### Given records
'''

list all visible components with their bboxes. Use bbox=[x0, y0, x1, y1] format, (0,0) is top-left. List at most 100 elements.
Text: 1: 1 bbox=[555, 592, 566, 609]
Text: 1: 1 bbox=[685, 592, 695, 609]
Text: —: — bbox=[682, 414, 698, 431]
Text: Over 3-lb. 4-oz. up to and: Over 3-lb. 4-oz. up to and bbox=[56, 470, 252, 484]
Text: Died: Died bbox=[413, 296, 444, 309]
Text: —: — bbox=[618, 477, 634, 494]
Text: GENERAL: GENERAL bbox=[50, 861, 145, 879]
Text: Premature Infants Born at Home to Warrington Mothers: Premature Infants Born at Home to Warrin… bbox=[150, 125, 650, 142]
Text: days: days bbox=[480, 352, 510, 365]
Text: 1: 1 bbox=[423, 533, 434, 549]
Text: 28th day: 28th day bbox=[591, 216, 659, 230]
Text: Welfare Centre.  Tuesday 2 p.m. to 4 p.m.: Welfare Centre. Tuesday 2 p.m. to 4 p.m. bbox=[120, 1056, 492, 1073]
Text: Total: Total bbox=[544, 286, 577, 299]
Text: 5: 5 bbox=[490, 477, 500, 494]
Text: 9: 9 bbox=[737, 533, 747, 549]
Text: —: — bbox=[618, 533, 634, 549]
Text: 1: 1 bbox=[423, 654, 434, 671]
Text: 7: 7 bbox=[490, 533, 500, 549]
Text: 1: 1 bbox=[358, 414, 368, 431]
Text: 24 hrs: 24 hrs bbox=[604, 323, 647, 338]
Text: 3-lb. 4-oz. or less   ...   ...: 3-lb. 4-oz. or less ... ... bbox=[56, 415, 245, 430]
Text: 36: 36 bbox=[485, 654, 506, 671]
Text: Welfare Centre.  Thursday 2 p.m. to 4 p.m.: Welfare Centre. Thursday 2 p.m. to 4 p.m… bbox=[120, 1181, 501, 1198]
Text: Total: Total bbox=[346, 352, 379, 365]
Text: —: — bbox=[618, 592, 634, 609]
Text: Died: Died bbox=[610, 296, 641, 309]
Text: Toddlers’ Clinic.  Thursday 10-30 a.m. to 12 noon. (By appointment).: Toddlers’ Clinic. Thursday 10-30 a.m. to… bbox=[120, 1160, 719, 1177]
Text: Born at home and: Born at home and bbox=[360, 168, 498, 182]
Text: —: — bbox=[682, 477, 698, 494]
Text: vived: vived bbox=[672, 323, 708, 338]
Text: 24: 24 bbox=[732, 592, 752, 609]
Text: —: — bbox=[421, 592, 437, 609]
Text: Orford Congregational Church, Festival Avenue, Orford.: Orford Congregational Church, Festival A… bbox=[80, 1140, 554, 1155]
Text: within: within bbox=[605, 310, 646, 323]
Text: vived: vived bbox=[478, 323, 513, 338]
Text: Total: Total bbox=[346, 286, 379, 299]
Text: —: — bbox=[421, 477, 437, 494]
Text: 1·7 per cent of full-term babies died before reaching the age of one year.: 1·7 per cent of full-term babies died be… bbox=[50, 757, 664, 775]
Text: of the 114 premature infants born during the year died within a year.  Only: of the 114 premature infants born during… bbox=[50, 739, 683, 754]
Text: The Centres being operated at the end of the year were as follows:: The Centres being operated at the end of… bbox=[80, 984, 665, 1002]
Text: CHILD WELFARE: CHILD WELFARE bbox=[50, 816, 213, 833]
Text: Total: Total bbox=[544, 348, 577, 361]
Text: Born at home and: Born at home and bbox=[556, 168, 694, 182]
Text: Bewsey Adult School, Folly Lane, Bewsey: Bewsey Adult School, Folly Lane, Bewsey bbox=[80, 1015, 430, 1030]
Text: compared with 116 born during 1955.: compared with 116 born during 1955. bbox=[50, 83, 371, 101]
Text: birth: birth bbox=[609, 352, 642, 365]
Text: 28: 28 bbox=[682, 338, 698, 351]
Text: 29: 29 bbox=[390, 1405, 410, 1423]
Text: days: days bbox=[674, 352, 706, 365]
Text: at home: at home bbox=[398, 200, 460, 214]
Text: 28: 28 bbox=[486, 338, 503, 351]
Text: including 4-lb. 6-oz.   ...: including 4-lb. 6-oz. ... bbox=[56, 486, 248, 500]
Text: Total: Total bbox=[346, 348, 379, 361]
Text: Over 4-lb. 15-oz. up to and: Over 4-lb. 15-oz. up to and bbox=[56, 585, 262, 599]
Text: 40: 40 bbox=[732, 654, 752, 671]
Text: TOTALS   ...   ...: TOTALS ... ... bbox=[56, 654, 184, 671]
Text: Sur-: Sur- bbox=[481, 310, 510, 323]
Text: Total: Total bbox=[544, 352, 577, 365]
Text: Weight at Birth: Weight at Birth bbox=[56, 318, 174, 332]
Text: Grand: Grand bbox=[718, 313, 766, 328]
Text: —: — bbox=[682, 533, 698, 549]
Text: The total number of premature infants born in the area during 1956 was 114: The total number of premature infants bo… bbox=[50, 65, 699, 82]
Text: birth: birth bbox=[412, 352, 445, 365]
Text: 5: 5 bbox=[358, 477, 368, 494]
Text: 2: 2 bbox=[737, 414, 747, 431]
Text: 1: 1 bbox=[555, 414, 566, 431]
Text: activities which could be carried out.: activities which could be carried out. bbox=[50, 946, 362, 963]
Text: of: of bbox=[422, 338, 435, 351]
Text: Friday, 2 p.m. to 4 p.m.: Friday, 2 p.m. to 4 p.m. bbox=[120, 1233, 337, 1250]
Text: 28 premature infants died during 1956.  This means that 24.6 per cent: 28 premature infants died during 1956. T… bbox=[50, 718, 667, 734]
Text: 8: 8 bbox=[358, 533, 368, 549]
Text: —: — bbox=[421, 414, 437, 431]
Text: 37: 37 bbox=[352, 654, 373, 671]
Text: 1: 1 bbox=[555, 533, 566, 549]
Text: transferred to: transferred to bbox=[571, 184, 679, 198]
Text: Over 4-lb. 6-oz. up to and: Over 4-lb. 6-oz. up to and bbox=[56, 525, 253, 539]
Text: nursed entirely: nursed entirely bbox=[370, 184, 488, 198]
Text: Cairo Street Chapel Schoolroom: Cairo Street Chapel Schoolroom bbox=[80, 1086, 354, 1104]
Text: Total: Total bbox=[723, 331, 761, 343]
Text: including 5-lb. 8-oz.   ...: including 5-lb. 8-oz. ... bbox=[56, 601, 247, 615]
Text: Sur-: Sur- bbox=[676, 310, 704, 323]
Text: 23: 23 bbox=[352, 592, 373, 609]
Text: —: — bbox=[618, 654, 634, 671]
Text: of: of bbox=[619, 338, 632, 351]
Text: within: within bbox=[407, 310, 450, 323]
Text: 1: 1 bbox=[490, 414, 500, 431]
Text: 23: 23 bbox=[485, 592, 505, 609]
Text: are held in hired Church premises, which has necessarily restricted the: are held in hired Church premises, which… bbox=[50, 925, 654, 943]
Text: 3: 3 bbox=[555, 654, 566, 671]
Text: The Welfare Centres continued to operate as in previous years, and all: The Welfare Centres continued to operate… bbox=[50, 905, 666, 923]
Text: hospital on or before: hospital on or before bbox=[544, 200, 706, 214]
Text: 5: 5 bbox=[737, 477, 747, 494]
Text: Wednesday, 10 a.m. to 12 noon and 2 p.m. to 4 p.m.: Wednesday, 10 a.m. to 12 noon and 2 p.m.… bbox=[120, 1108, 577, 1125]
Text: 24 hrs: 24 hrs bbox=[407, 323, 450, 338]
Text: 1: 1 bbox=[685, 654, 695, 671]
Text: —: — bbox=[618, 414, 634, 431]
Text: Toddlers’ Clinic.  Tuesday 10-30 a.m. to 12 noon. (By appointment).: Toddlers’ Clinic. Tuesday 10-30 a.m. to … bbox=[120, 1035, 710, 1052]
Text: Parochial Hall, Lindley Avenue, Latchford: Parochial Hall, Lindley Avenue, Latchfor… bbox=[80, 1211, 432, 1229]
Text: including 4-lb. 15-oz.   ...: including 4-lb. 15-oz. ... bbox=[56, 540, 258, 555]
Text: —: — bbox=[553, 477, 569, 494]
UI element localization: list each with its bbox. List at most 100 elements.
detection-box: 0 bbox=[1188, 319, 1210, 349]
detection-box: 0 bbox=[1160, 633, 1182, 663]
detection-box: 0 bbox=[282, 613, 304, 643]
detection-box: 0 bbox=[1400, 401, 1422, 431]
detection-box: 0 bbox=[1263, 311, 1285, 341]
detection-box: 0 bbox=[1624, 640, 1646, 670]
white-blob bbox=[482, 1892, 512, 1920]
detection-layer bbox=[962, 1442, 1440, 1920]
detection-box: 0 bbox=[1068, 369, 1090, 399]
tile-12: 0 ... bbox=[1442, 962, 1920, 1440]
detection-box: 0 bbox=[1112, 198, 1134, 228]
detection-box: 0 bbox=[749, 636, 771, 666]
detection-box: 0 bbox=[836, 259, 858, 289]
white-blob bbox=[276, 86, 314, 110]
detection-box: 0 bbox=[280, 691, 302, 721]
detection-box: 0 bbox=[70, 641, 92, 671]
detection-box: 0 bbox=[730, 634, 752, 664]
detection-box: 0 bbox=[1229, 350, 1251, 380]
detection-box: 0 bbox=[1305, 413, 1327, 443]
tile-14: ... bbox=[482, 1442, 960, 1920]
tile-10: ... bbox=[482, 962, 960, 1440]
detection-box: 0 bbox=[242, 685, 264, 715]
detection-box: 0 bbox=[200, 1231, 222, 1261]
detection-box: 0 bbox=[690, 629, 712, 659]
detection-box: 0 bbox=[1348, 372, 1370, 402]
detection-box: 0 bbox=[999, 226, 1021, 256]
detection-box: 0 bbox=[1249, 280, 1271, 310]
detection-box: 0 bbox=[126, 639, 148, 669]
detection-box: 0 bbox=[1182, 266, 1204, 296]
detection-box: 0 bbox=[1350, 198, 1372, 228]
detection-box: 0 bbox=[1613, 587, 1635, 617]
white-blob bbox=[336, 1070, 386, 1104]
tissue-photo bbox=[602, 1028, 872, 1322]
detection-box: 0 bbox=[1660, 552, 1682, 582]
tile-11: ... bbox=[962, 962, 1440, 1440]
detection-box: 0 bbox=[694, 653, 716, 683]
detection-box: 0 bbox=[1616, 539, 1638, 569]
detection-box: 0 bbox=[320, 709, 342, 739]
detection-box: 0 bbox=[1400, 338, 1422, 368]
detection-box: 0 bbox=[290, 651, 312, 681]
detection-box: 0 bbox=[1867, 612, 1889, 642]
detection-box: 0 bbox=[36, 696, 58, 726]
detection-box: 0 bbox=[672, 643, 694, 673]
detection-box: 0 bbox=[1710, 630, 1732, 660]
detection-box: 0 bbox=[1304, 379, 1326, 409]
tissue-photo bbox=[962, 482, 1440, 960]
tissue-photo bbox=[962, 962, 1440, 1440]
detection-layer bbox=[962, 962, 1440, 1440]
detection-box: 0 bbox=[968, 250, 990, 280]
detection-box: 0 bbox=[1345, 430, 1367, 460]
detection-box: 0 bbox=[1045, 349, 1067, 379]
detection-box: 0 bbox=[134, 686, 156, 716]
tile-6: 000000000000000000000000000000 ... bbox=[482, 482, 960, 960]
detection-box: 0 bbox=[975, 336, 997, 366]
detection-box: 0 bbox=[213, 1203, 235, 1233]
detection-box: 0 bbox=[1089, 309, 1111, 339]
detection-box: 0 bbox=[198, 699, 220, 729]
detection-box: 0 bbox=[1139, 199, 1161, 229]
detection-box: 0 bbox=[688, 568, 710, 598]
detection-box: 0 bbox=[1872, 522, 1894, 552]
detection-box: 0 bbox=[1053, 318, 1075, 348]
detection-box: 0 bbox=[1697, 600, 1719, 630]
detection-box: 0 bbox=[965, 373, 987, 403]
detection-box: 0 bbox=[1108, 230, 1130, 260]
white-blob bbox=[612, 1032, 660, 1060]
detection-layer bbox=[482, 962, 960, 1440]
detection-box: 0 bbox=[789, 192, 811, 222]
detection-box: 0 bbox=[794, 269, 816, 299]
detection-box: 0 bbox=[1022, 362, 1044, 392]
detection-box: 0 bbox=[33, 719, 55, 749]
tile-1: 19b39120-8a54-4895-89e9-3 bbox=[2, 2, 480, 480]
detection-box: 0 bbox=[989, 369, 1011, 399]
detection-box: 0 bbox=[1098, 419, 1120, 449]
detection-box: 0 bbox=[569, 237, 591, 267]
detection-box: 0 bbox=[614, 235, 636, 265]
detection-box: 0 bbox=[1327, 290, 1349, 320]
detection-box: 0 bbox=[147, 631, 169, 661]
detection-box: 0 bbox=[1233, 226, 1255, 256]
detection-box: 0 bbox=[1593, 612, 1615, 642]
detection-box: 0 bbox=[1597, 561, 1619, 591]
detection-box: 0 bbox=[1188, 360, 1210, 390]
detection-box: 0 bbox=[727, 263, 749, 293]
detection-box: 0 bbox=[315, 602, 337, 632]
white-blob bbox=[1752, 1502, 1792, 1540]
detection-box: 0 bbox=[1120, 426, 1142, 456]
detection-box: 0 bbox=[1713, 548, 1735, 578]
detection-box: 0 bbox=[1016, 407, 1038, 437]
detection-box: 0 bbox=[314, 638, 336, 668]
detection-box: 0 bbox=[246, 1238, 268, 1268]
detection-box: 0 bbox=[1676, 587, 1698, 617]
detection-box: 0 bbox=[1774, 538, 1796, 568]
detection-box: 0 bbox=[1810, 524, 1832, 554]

'''

### Your task
Please copy the listing above word for word, from its first line through the line containing "Text: —: — bbox=[421, 477, 437, 494]", both included.

### Solution to this exercise
list all visible components with their bboxes. Use bbox=[x0, y0, x1, y1] format, (0,0) is top-left. List at most 100 elements.
Text: 1: 1 bbox=[555, 592, 566, 609]
Text: 1: 1 bbox=[685, 592, 695, 609]
Text: —: — bbox=[682, 414, 698, 431]
Text: Over 3-lb. 4-oz. up to and: Over 3-lb. 4-oz. up to and bbox=[56, 470, 252, 484]
Text: Died: Died bbox=[413, 296, 444, 309]
Text: —: — bbox=[618, 477, 634, 494]
Text: GENERAL: GENERAL bbox=[50, 861, 145, 879]
Text: Premature Infants Born at Home to Warrington Mothers: Premature Infants Born at Home to Warrin… bbox=[150, 125, 650, 142]
Text: days: days bbox=[480, 352, 510, 365]
Text: 1: 1 bbox=[423, 533, 434, 549]
Text: 28th day: 28th day bbox=[591, 216, 659, 230]
Text: Welfare Centre.  Tuesday 2 p.m. to 4 p.m.: Welfare Centre. Tuesday 2 p.m. to 4 p.m. bbox=[120, 1056, 492, 1073]
Text: Total: Total bbox=[544, 286, 577, 299]
Text: 5: 5 bbox=[490, 477, 500, 494]
Text: 9: 9 bbox=[737, 533, 747, 549]
Text: —: — bbox=[618, 533, 634, 549]
Text: 1: 1 bbox=[423, 654, 434, 671]
Text: 7: 7 bbox=[490, 533, 500, 549]
Text: 1: 1 bbox=[358, 414, 368, 431]
Text: 24 hrs: 24 hrs bbox=[604, 323, 647, 338]
Text: 3-lb. 4-oz. or less   ...   ...: 3-lb. 4-oz. or less ... ... bbox=[56, 415, 245, 430]
Text: 36: 36 bbox=[485, 654, 506, 671]
Text: Welfare Centre.  Thursday 2 p.m. to 4 p.m.: Welfare Centre. Thursday 2 p.m. to 4 p.m… bbox=[120, 1181, 501, 1198]
Text: Total: Total bbox=[346, 352, 379, 365]
Text: —: — bbox=[618, 592, 634, 609]
Text: Died: Died bbox=[610, 296, 641, 309]
Text: Toddlers’ Clinic.  Thursday 10-30 a.m. to 12 noon. (By appointment).: Toddlers’ Clinic. Thursday 10-30 a.m. to… bbox=[120, 1160, 719, 1177]
Text: Born at home and: Born at home and bbox=[360, 168, 498, 182]
Text: —: — bbox=[682, 477, 698, 494]
Text: vived: vived bbox=[672, 323, 708, 338]
Text: 24: 24 bbox=[732, 592, 752, 609]
Text: —: — bbox=[421, 592, 437, 609]
Text: Orford Congregational Church, Festival Avenue, Orford.: Orford Congregational Church, Festival A… bbox=[80, 1140, 554, 1155]
Text: within: within bbox=[605, 310, 646, 323]
Text: vived: vived bbox=[478, 323, 513, 338]
Text: Total: Total bbox=[346, 286, 379, 299]
Text: —: — bbox=[421, 477, 437, 494]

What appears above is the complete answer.